──────── Recorded information

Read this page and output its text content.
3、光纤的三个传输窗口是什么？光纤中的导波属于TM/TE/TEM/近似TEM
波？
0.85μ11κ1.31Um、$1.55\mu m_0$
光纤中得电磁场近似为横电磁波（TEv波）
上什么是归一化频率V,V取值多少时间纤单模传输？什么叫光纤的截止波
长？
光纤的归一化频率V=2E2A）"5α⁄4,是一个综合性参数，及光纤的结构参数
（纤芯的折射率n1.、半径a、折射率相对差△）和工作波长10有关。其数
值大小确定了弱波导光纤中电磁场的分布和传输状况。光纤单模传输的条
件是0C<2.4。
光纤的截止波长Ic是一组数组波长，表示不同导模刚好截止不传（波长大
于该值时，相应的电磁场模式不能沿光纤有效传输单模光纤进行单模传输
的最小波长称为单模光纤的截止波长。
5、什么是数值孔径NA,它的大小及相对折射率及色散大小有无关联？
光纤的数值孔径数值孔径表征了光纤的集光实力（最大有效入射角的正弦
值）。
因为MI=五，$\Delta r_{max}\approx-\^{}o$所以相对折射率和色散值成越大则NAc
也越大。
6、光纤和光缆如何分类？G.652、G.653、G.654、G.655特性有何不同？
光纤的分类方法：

────────────────
──────── Recorded information

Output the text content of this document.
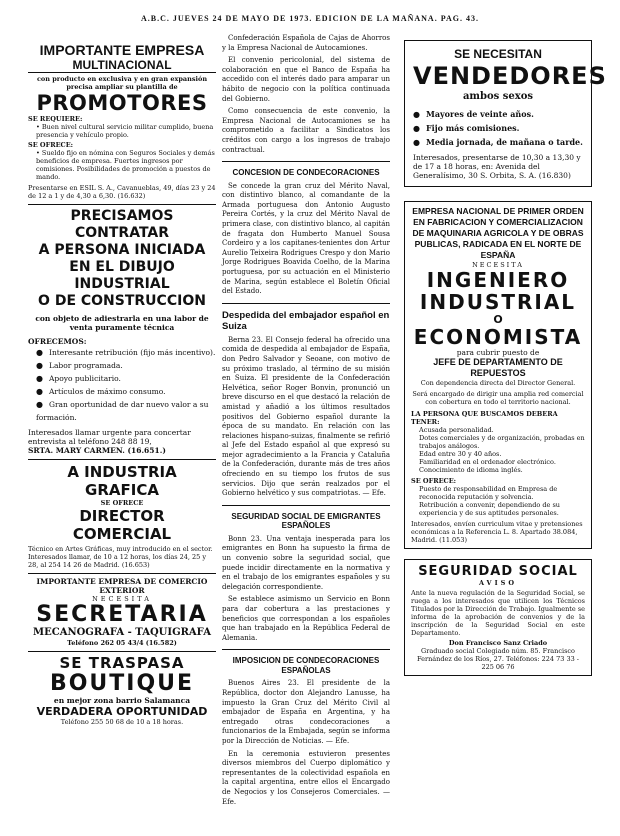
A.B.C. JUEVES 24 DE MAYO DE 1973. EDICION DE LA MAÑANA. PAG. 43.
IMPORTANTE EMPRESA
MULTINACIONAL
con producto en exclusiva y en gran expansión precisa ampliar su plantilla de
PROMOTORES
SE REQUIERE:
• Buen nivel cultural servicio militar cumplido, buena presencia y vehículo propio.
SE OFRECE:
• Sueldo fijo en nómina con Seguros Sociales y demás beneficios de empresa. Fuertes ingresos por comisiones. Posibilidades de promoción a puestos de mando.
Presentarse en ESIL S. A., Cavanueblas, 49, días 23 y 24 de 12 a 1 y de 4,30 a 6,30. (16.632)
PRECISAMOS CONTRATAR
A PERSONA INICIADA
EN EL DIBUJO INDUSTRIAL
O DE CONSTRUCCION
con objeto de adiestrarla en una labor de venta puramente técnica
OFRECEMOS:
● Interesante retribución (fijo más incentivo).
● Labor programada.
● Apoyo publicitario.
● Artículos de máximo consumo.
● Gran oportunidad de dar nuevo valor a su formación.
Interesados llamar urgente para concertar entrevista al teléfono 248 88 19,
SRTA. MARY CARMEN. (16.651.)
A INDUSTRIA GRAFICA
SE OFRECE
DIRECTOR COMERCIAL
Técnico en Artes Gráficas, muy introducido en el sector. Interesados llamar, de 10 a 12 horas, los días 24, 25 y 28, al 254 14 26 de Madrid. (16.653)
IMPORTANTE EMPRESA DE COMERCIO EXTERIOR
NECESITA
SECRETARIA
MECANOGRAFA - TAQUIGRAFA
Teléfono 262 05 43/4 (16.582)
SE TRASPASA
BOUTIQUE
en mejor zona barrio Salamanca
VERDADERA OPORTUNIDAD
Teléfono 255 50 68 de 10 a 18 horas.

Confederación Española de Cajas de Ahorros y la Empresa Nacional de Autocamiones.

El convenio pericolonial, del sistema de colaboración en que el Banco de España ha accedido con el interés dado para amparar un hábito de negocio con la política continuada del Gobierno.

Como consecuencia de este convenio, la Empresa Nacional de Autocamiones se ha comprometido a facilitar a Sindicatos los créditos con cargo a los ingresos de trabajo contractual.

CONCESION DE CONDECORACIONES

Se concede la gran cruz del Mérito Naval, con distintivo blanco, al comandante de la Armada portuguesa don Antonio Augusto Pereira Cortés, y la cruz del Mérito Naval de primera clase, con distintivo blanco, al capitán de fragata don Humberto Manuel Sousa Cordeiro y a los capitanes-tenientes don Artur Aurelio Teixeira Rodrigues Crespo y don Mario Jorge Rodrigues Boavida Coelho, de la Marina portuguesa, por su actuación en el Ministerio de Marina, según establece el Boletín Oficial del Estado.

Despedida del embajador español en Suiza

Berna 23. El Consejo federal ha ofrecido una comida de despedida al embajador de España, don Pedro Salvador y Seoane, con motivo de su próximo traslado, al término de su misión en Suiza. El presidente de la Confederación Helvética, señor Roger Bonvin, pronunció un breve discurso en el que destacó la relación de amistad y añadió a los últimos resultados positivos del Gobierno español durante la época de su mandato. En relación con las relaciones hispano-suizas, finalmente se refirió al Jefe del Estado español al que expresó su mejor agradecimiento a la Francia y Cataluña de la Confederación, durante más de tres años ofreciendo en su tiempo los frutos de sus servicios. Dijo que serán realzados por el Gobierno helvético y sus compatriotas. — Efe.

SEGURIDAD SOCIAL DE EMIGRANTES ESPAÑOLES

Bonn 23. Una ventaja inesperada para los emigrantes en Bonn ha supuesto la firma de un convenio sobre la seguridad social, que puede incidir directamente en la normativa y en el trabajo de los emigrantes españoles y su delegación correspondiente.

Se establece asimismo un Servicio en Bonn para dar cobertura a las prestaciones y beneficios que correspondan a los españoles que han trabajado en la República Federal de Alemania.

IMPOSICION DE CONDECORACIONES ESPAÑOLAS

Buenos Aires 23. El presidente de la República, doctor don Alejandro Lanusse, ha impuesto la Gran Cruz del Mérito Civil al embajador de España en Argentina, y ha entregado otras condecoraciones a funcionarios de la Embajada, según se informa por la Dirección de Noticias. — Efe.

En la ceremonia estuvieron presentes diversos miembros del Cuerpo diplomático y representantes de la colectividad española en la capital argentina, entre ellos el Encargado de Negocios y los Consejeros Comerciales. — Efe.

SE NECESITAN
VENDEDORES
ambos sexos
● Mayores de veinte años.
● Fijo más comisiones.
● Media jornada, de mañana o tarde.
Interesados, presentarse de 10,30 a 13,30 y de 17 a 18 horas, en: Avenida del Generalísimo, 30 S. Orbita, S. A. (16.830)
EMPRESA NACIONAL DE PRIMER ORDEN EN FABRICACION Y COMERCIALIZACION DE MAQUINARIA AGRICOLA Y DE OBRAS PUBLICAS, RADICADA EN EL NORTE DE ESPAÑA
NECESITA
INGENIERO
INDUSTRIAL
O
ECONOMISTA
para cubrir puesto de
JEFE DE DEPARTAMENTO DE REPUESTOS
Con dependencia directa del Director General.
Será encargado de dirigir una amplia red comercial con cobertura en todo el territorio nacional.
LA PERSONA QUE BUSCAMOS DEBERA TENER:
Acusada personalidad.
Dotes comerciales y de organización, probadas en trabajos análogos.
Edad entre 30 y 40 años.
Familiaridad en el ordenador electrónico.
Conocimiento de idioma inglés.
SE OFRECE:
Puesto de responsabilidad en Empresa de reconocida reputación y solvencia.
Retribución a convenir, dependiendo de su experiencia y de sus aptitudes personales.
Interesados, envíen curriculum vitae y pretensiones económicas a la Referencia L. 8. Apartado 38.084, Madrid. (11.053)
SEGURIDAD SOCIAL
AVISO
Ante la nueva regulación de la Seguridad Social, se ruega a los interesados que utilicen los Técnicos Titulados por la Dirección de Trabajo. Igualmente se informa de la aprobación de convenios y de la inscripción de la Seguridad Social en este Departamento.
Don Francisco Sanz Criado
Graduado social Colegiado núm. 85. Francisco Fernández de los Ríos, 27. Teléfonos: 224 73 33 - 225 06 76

────────────────

What the task requires -> Copy all lines of the material above where the string "para" occurs.

Task answer ->
Interesados llamar urgente para concertar entrevista al teléfono 248 88 19,
El convenio pericolonial, del sistema de colaboración en que el Banco de España ha accedido con el interés dado para amparar un hábito de negocio con la política continuada del Gobierno.
Bonn 23. Una ventaja inesperada para los emigrantes en Bonn ha supuesto la firma de un convenio sobre la seguridad social, que puede incidir directamente en la normativa y en el trabajo de los emigrantes españoles y su delegación correspondiente.
Se establece asimismo un Servicio en Bonn para dar cobertura a las prestaciones y beneficios que correspondan a los españoles que han trabajado en la República Federal de Alemania.
para cubrir puesto de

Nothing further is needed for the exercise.